**** RECORDED INFORMATION ****

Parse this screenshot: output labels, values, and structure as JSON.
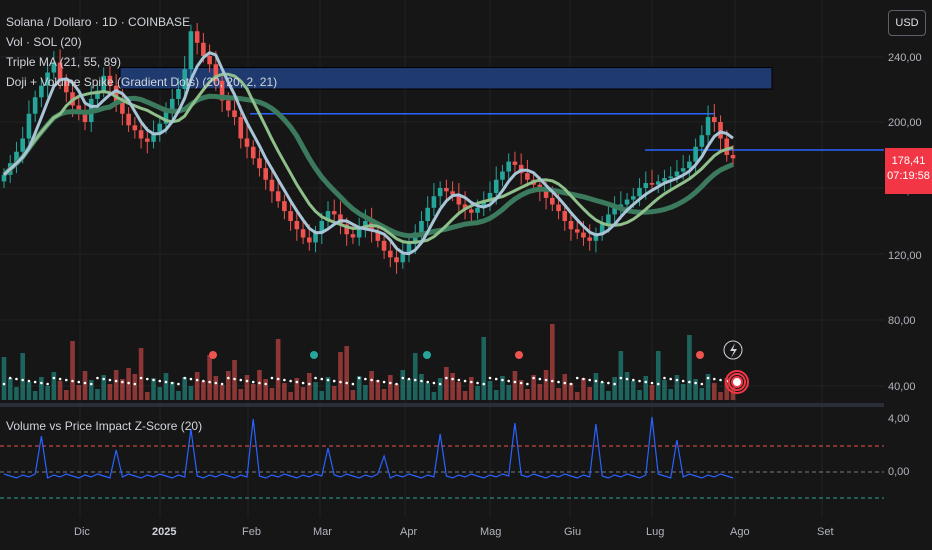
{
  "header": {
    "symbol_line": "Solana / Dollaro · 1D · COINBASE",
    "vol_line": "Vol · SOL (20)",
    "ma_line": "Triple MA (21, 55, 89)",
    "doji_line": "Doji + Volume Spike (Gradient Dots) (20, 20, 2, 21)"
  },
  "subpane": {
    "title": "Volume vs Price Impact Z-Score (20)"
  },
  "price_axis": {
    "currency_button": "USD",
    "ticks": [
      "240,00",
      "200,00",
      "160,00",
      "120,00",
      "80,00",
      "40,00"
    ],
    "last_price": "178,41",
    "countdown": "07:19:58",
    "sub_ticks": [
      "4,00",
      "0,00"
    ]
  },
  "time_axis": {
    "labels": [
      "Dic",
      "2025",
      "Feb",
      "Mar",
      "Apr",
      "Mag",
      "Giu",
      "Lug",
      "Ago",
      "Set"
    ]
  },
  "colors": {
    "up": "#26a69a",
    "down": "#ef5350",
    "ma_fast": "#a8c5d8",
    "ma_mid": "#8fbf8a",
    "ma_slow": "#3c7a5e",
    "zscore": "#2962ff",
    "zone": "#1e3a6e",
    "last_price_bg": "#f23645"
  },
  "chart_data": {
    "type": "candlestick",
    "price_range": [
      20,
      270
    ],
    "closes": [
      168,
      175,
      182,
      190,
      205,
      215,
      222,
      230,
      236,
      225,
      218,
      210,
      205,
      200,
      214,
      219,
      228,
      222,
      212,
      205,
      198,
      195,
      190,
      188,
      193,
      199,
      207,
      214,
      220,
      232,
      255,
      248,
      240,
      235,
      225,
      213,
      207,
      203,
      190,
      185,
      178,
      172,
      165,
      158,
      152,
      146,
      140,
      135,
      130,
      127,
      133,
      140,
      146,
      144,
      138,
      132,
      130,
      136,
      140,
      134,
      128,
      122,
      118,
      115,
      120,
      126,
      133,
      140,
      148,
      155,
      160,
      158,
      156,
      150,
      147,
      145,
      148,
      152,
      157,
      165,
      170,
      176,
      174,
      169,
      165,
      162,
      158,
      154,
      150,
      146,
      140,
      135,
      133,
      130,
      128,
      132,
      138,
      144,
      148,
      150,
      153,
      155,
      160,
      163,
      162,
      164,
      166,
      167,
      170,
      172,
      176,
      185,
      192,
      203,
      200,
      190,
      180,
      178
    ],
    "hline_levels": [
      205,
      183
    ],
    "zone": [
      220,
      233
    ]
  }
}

****
**** RECORDED INFORMATION ****

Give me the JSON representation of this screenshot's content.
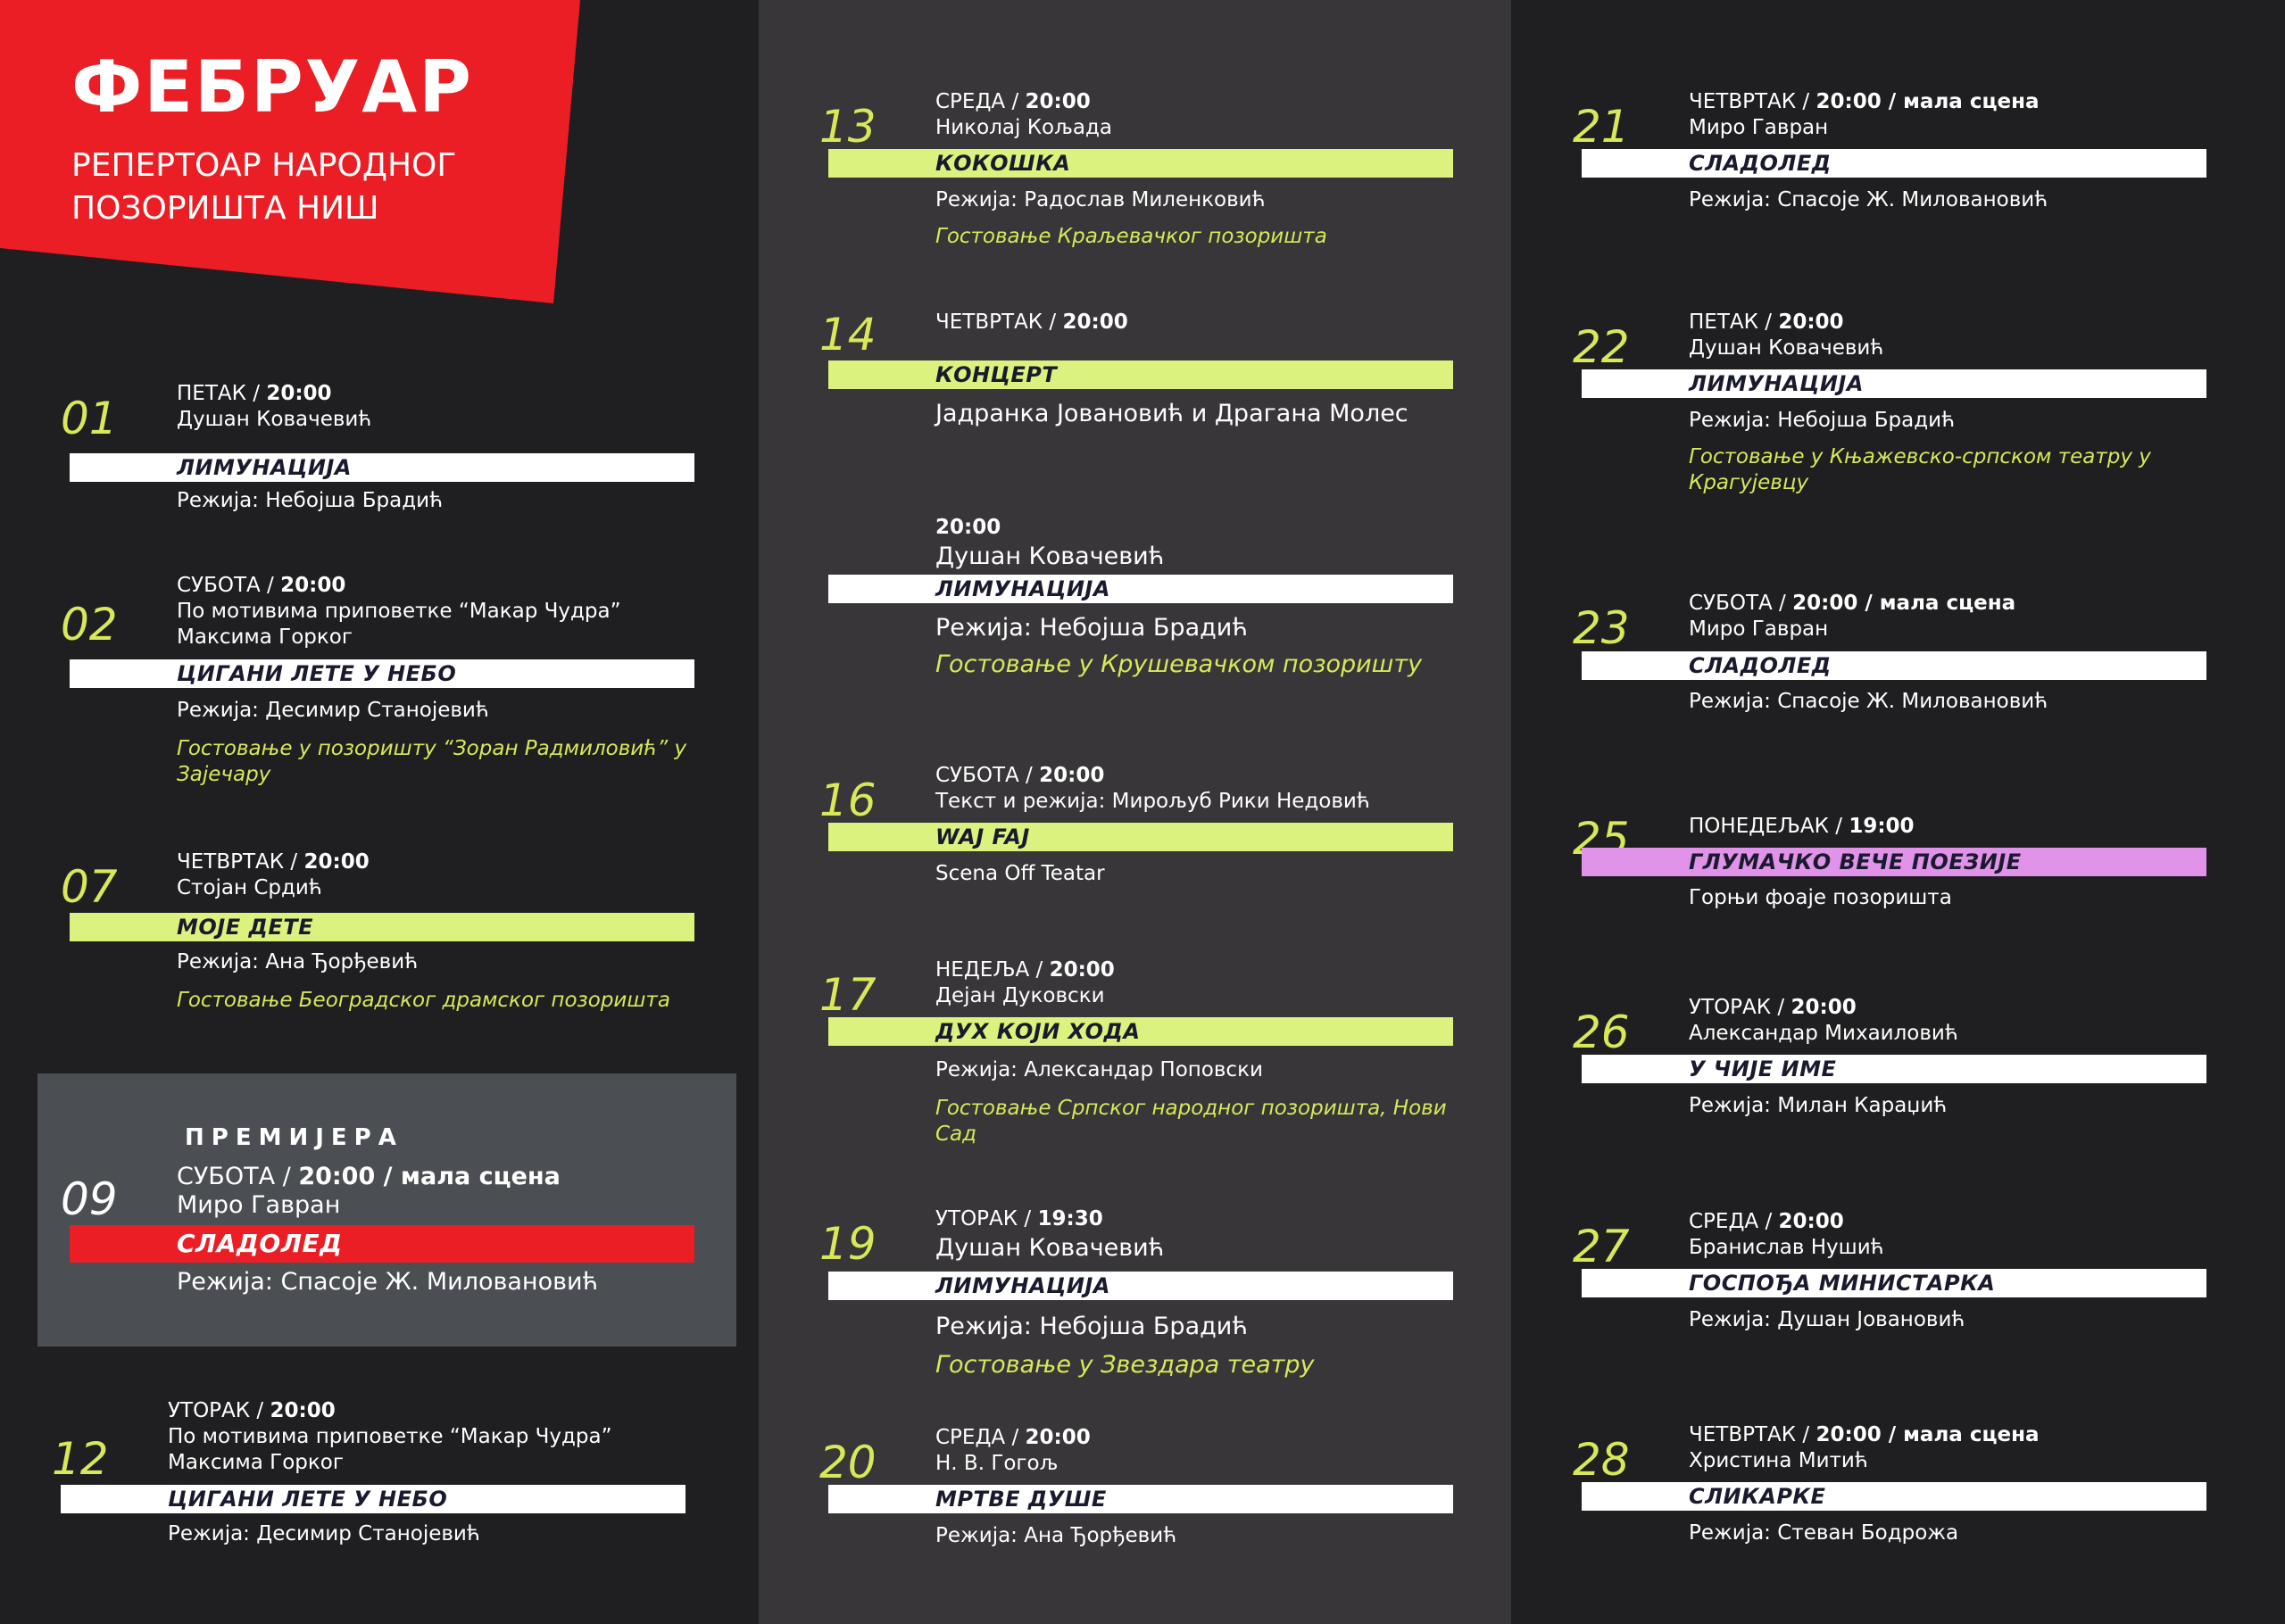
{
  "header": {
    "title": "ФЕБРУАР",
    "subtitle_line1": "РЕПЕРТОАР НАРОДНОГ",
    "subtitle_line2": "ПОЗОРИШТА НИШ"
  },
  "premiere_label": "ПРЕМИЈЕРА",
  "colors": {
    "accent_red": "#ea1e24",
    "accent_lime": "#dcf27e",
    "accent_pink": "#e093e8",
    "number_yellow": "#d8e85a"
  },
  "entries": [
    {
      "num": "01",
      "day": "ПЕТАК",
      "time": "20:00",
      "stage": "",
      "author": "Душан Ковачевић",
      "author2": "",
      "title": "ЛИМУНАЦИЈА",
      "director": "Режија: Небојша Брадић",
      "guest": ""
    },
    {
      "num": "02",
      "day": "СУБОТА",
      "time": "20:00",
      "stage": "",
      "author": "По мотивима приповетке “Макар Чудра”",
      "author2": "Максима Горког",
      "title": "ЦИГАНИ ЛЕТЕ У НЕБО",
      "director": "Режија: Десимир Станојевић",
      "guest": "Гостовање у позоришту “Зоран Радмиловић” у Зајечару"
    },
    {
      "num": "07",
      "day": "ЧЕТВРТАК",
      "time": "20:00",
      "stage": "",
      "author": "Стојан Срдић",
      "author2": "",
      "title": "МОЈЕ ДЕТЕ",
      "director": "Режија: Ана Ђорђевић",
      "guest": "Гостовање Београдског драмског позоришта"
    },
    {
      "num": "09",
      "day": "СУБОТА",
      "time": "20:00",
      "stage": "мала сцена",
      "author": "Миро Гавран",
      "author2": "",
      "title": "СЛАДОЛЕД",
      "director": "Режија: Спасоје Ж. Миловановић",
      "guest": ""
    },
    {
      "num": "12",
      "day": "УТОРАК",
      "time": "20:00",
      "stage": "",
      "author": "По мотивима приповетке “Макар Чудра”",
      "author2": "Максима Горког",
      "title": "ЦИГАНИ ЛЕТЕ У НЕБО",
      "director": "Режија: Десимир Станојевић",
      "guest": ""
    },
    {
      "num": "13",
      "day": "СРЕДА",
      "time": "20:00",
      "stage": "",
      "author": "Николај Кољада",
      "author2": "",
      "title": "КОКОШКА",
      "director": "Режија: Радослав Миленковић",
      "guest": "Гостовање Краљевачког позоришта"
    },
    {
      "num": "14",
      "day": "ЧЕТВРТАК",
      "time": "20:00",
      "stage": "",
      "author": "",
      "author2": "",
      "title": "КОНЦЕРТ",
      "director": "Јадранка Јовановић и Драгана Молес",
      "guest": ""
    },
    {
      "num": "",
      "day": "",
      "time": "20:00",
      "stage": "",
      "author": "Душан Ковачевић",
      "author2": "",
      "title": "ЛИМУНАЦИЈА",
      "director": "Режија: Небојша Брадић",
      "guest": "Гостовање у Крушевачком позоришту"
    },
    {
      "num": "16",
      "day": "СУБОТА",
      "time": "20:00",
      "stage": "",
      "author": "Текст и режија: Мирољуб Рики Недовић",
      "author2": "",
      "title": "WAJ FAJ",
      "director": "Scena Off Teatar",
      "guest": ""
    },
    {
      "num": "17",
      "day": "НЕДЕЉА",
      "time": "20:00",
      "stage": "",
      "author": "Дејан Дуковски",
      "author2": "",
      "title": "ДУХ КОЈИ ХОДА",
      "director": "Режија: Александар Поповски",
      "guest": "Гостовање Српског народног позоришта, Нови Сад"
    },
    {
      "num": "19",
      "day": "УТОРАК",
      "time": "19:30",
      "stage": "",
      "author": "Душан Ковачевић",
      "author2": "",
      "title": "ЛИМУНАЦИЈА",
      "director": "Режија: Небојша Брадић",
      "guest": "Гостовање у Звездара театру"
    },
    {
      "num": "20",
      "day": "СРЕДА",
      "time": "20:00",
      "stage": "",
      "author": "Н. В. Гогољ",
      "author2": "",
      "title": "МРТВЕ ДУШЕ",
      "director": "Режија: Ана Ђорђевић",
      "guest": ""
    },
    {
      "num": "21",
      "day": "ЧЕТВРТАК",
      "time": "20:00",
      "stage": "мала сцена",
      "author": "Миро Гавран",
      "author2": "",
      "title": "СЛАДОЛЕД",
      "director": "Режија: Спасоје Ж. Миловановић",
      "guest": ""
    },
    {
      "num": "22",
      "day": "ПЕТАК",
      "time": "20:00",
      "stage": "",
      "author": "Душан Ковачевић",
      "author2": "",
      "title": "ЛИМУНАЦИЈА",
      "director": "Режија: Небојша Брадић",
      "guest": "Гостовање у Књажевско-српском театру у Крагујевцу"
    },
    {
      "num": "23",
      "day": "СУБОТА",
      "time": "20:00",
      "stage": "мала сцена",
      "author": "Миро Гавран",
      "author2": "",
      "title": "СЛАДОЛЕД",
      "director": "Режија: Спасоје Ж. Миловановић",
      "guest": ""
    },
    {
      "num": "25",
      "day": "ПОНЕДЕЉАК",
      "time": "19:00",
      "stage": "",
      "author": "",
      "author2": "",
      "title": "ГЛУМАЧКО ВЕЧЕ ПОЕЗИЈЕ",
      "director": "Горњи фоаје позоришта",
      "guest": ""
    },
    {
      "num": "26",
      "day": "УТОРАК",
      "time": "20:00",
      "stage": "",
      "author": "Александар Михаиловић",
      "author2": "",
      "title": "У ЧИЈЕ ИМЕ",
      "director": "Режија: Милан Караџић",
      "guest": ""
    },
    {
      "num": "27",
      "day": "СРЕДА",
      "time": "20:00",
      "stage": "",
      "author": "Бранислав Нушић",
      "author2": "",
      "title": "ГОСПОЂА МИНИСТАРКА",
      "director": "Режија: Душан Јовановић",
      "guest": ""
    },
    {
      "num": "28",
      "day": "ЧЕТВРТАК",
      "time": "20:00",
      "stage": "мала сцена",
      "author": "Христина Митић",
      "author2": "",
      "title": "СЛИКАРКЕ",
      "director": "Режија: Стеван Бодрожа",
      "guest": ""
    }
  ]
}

****

- _EXERCISE INSTRUCTIONS_: From the data above, copy out every line with the string "labels" in it.

- _RESPONSE FOR THIS EXERCISE_:
Parse this screenshot: output labels, values, and structure as JSON.
    "labels": [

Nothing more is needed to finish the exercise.